_Exercise requirements_: Retype the listing that follows, exactly as written.

######

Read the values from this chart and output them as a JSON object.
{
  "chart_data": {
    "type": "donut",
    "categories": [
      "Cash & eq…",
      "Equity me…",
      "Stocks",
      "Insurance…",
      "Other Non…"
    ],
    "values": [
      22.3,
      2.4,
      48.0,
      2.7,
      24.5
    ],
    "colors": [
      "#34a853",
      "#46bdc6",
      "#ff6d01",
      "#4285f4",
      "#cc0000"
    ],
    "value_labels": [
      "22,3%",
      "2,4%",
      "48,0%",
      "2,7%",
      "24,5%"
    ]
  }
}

######

_In response_:
Read the values from this chart and output them as a JSON object.
{
  "chart_data": {
    "type": "donut",
    "categories": [
      "Cash & eq…",
      "Equity me…",
      "Stocks",
      "Insurance…",
      "Other Non…"
    ],
    "values": [
      22.3,
      2.4,
      48.0,
      2.7,
      24.5
    ],
    "colors": [
      "#34a853",
      "#46bdc6",
      "#ff6d01",
      "#4285f4",
      "#cc0000"
    ],
    "value_labels": [
      "22,3%",
      "2,4%",
      "48,0%",
      "2,7%",
      "24,5%"
    ]
  }
}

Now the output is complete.